Solid dosage forms such as tablets and capsules undergo rigorous manufacturing processes to ensure stability and effectiveness. Their dissolution and absorption properties are influenced significantly by the choice of excipients (inactive ingredients that serve various roles in the formulation), and the methodology applied during production. The manufacturing parameters, such as compression force and granulation techniques, significantly affect dissolution rates. Elevated compression forces contribute to a higher tablet density, negatively impacting wettability while augmenting structural integrity, thereby decelerating dissolution. The formulation often includes excipients that stabilize the product, enhance functionality, and ensure optimal bioavailability. These excipients range from vehicles and diluents, which facilitate the drug's incorporation into the systemic circulation, to disintegrants and surfactants, which foster tablet disintegration and lower the surface tension between two ingredients to make them more miscible, respectively. The strategic employment of binders adds cohesion to powders to allow tablets to stick together, whereas lubricants minimize intergranular friction and help keep ingredients from sticking together.

Considering these excipients' hydrophilic or hydrophobic nature is imperative, as their interaction with the drug substance can profoundly impact dissolution characteristics. For instance, hydrophilic diluents enhance the dissolution of hydrophobic drugs, while hydrophobic binders and lubricants might hinder this process.

**Data listing**.

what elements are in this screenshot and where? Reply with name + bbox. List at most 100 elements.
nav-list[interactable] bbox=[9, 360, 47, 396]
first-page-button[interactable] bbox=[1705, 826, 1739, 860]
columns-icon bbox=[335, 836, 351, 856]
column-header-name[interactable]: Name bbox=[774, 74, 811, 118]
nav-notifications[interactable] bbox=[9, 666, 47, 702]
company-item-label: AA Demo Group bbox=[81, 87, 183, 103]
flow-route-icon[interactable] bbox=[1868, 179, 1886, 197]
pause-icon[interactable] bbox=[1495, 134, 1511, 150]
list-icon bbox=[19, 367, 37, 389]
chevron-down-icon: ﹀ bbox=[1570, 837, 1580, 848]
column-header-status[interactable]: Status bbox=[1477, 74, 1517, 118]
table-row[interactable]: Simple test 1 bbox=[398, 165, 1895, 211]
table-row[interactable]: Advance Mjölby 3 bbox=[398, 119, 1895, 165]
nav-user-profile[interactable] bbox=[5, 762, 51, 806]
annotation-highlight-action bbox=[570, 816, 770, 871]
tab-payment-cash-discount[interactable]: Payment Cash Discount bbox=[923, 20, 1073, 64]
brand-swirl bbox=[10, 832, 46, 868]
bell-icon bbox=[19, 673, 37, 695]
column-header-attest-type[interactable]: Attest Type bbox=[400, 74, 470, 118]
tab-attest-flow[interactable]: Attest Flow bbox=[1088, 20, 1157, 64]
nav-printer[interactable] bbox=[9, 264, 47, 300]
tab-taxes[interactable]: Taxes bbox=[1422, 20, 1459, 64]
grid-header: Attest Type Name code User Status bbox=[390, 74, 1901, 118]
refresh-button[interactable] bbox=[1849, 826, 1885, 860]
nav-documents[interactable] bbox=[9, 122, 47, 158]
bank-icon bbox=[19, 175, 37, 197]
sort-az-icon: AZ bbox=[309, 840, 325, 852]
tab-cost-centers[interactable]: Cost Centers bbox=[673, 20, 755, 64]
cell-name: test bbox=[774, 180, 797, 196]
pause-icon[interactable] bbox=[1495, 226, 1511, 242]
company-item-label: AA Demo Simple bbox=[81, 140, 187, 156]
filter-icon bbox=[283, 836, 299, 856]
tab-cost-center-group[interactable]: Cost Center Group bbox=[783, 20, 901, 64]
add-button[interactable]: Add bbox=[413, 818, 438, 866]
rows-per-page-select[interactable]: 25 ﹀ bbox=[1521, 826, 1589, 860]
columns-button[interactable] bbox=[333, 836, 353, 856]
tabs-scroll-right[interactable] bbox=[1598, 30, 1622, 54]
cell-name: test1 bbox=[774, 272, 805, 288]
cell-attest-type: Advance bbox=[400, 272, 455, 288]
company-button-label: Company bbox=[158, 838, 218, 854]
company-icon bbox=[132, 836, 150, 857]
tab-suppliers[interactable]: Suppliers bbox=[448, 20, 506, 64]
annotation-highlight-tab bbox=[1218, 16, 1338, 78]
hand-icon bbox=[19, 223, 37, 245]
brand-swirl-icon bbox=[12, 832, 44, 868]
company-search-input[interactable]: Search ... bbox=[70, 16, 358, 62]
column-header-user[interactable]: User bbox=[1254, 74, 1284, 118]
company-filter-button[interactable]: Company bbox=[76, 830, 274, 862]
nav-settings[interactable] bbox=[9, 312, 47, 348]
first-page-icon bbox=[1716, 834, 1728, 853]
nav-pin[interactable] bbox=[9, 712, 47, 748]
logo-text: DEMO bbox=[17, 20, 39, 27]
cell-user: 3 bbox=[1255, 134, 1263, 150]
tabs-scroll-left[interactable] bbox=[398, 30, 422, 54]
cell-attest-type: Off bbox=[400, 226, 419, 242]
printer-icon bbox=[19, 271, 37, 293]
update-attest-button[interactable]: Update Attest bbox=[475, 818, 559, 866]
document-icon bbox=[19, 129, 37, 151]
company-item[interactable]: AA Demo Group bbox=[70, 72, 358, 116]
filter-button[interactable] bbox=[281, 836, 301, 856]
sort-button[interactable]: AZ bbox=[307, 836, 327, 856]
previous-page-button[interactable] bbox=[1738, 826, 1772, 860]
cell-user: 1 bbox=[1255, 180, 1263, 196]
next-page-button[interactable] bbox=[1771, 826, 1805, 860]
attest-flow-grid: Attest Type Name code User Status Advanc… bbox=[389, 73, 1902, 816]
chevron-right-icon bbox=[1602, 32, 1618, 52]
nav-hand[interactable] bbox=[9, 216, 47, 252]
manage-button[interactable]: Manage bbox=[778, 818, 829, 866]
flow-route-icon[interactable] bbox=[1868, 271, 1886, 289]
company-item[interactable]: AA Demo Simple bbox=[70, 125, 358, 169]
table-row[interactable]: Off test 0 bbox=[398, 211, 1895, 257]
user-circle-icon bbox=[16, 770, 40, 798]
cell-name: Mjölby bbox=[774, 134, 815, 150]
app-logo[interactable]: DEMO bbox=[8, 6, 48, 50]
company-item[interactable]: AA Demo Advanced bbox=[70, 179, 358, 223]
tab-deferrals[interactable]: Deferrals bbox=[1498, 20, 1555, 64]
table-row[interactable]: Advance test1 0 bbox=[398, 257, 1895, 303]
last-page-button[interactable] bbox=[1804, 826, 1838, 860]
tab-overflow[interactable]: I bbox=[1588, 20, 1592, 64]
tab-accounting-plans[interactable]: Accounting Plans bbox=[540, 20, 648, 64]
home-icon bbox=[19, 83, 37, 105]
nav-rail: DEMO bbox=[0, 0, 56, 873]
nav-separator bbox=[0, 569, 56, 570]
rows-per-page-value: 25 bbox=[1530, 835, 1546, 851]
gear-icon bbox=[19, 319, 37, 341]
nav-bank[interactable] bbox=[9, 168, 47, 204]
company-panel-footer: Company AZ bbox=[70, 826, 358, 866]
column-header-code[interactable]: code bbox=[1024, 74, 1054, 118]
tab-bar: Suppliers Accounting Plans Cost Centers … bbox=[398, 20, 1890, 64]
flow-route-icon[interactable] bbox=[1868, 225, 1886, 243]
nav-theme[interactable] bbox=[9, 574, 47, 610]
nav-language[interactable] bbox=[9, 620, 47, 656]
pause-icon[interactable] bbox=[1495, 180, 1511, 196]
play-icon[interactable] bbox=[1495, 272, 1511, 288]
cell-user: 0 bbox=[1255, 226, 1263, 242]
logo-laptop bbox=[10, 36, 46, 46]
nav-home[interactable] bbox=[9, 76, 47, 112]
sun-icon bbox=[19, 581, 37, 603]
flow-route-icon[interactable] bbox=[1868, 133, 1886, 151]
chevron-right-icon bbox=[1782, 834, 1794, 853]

**Work task A**. Condense the paragraph in the passage on solid dosage forms that begins "Considering these excipients' hydrophilic or hydrophobic nature" into a shorter version that keeps its main facts.
**Work task B**. Copy out everything in the passage on solid dosage forms from "Considering these excipients'" down to "hinder this process.", without any change.
The entries above are separate material, distinct from the passage on solid dosage forms.

**Final answer A**. Whether excipients are hydrophilic or hydrophobic must be considered, since their interaction with the drug substance can strongly affect dissolution. Hydrophilic diluents improve the dissolution of hydrophobic drugs, whereas hydrophobic binders and lubricants may impede it.

**Final answer B**.
Considering these excipients' hydrophilic or hydrophobic nature is imperative, as their interaction with the drug substance can profoundly impact dissolution characteristics. For instance, hydrophilic diluents enhance the dissolution of hydrophobic drugs, while hydrophobic binders and lubricants might hinder this process.